-- What is required --
Copy the listing below exactly, but skip the pictures.

-- Excerpted data --

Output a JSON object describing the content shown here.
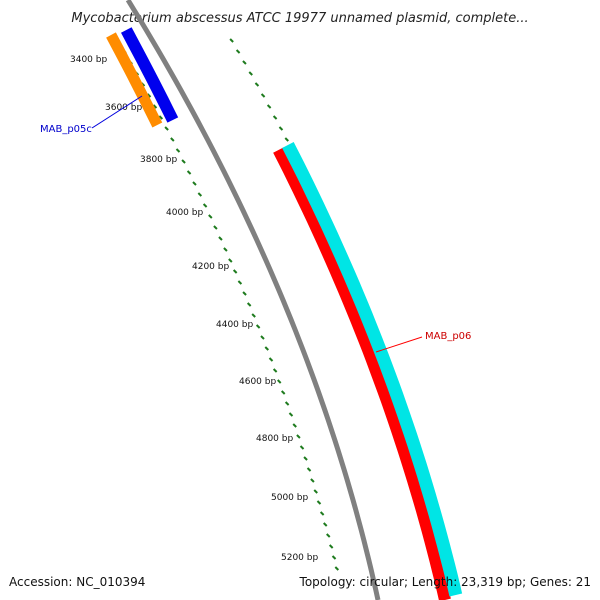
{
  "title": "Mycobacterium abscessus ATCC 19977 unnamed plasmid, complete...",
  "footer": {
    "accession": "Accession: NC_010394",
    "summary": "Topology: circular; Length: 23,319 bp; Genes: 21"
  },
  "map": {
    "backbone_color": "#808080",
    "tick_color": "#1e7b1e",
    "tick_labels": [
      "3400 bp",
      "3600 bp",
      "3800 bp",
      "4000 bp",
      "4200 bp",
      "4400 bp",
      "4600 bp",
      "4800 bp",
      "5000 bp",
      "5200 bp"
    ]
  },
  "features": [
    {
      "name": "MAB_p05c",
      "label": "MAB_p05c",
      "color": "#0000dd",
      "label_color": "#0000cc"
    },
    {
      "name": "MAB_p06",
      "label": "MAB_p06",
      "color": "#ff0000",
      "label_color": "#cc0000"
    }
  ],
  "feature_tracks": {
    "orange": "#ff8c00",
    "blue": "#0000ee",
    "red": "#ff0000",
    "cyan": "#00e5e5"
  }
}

-- Exercise output --
Output a JSON object describing the content shown here.
{
  "title": "Mycobacterium abscessus ATCC 19977 unnamed plasmid, complete...",
  "footer": {
    "accession": "Accession: NC_010394",
    "summary": "Topology: circular; Length: 23,319 bp; Genes: 21"
  },
  "map": {
    "backbone_color": "#808080",
    "tick_color": "#1e7b1e",
    "tick_labels": [
      "3400 bp",
      "3600 bp",
      "3800 bp",
      "4000 bp",
      "4200 bp",
      "4400 bp",
      "4600 bp",
      "4800 bp",
      "5000 bp",
      "5200 bp"
    ]
  },
  "features": [
    {
      "name": "MAB_p05c",
      "label": "MAB_p05c",
      "color": "#0000dd",
      "label_color": "#0000cc"
    },
    {
      "name": "MAB_p06",
      "label": "MAB_p06",
      "color": "#ff0000",
      "label_color": "#cc0000"
    }
  ],
  "feature_tracks": {
    "orange": "#ff8c00",
    "blue": "#0000ee",
    "red": "#ff0000",
    "cyan": "#00e5e5"
  }
}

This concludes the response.